Records from a collection of figures:
= = =
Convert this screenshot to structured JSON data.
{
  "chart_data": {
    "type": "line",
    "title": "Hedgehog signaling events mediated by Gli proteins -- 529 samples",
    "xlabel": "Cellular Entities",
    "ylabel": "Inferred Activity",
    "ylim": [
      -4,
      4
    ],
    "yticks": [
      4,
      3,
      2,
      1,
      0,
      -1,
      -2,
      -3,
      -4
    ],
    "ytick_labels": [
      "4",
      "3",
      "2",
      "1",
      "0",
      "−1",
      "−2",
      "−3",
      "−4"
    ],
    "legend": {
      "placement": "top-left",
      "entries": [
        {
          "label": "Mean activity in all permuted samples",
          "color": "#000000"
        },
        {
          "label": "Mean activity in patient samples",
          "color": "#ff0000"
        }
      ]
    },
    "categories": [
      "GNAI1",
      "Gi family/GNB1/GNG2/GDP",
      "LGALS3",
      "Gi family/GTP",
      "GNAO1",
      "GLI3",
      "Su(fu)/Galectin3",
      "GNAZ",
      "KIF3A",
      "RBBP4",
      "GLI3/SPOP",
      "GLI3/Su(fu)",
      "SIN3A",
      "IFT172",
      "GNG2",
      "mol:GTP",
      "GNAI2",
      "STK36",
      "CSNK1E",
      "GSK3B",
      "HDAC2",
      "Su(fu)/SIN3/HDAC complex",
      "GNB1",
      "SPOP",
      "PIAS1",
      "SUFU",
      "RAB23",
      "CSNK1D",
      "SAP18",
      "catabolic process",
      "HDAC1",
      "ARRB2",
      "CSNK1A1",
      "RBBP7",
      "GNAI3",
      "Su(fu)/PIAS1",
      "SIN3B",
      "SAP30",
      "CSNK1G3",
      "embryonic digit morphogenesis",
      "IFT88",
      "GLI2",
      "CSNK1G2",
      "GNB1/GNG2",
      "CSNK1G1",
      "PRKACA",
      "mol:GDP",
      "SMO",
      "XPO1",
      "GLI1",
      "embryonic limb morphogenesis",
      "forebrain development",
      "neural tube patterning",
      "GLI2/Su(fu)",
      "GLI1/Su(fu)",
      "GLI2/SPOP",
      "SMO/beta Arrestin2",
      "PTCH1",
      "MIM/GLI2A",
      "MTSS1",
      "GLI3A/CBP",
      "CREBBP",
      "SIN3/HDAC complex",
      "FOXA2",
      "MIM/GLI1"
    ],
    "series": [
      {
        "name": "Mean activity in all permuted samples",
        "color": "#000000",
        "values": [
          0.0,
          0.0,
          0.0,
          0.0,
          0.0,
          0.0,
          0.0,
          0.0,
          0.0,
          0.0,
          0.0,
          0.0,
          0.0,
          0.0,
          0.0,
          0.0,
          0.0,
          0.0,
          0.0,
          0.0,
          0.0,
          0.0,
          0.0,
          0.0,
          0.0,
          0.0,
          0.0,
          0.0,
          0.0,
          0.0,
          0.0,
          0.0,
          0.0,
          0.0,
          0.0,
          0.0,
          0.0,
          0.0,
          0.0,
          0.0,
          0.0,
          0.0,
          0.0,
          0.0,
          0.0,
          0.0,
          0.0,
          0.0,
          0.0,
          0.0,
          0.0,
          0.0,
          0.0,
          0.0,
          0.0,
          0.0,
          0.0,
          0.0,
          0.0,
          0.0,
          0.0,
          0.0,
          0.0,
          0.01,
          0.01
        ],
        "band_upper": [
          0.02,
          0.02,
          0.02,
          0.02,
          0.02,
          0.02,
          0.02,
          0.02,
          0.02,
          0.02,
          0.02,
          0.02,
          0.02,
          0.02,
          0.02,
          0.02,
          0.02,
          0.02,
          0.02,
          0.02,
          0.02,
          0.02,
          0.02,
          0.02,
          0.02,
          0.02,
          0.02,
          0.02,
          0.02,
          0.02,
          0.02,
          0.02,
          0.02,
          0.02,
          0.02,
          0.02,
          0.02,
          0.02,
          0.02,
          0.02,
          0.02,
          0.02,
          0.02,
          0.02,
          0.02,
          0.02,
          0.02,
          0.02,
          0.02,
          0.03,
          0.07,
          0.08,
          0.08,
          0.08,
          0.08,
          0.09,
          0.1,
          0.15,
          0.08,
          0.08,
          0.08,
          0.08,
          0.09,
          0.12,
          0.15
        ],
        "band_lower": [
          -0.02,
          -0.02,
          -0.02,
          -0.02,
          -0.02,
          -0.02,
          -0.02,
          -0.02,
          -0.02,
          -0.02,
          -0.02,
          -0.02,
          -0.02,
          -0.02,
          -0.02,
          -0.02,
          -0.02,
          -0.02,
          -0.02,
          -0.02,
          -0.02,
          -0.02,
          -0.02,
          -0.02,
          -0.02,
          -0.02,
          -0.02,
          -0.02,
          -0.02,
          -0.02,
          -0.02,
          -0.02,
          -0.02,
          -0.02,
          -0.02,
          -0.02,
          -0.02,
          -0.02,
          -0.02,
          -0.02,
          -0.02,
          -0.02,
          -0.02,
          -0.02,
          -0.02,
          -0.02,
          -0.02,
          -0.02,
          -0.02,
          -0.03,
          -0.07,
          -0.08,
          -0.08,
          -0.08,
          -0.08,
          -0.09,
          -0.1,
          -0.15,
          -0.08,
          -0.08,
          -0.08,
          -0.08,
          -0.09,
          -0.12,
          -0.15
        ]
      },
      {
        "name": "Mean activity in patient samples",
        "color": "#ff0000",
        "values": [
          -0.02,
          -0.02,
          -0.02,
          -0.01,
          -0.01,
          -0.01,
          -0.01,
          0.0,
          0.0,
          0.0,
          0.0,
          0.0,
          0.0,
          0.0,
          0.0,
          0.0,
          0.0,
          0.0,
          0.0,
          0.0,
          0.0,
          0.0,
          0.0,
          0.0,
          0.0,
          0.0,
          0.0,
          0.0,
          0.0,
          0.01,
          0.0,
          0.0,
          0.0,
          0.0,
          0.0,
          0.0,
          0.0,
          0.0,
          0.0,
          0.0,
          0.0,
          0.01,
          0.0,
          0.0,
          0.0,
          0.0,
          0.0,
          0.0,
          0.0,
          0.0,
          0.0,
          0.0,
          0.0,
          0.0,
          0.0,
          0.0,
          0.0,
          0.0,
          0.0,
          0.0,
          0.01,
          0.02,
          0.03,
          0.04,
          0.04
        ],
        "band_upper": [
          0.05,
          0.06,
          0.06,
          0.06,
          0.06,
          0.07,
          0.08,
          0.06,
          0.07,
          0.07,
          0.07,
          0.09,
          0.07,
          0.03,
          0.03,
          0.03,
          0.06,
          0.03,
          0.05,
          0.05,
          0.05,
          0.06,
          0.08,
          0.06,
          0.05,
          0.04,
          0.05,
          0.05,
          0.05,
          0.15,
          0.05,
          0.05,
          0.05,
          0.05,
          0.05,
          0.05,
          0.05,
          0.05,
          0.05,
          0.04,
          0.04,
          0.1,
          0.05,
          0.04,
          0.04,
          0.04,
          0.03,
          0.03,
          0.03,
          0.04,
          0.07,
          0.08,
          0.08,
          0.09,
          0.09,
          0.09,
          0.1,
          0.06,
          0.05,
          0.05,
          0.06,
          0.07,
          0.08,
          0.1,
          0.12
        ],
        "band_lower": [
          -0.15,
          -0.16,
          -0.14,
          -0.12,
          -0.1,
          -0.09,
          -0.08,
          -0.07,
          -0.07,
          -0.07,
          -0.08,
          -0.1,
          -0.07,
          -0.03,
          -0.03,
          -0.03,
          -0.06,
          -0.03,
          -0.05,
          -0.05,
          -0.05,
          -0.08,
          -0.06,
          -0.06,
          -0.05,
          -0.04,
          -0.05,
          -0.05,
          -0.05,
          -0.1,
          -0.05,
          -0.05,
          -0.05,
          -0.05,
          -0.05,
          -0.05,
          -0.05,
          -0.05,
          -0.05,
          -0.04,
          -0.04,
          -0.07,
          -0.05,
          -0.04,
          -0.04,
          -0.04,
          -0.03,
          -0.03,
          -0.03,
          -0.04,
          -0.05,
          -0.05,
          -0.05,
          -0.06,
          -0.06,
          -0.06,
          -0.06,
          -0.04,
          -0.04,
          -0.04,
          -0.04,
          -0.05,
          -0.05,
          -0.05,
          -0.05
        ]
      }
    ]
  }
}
= = =
What this task involves >> Lines above that contain the string "Mean" make up the answer.

Output for this exercise >>
          "label": "Mean activity in all permuted samples",
          "label": "Mean activity in patient samples",
        "name": "Mean activity in all permuted samples",
        "name": "Mean activity in patient samples",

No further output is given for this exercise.